WHAT YOU HAVE TO DO: For each line in the data below that holds "label", return a copy.

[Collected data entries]
^^^^^^^^
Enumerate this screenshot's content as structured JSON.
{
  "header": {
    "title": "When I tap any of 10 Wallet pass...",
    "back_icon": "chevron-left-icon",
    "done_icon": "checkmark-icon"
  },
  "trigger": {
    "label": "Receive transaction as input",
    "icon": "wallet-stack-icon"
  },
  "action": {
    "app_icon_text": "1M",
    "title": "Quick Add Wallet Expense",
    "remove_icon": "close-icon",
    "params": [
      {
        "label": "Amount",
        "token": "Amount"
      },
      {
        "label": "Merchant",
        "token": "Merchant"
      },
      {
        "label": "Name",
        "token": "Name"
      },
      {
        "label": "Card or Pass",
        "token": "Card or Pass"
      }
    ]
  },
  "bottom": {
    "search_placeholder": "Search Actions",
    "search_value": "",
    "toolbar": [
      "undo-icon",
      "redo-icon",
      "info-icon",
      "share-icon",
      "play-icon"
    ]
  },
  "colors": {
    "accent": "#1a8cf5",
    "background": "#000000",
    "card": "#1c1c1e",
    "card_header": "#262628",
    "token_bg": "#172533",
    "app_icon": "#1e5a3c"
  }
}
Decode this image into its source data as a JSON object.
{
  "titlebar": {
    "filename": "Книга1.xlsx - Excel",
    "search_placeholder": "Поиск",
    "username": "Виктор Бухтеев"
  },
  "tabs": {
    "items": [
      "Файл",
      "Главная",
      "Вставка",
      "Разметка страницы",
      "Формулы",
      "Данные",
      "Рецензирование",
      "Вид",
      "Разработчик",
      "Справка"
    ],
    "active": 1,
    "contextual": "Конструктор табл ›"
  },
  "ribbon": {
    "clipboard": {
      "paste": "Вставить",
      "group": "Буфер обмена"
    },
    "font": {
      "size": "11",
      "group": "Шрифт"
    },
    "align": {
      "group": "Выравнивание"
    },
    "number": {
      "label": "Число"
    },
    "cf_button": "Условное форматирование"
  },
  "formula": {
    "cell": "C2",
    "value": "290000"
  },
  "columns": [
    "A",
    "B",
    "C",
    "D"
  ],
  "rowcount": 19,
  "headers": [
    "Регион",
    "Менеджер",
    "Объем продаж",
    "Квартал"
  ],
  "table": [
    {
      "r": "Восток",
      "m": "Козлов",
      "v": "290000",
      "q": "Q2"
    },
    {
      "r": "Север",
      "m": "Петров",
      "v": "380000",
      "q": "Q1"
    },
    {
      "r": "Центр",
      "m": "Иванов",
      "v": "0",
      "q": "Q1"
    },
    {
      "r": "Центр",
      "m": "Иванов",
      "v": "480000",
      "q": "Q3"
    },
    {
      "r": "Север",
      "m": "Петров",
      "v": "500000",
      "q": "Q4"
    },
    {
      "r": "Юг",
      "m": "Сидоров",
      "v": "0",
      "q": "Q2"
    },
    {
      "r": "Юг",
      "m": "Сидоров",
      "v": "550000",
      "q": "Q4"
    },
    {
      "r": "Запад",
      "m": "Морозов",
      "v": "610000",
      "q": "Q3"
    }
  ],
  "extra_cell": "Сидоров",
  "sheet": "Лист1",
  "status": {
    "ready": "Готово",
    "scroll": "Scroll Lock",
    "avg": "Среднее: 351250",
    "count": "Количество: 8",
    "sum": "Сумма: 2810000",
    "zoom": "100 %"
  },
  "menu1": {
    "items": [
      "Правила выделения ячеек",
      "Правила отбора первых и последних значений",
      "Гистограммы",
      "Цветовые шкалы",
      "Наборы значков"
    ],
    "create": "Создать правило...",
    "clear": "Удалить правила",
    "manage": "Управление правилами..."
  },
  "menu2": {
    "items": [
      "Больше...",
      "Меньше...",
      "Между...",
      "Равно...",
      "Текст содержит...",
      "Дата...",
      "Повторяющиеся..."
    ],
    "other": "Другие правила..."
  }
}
^^^^^^^^
ANSWER FOR THE TASK:
    "label": "Receive transaction as input",
        "label": "Amount",
        "label": "Merchant",
        "label": "Name",
        "label": "Card or Pass",
      "label": "Число"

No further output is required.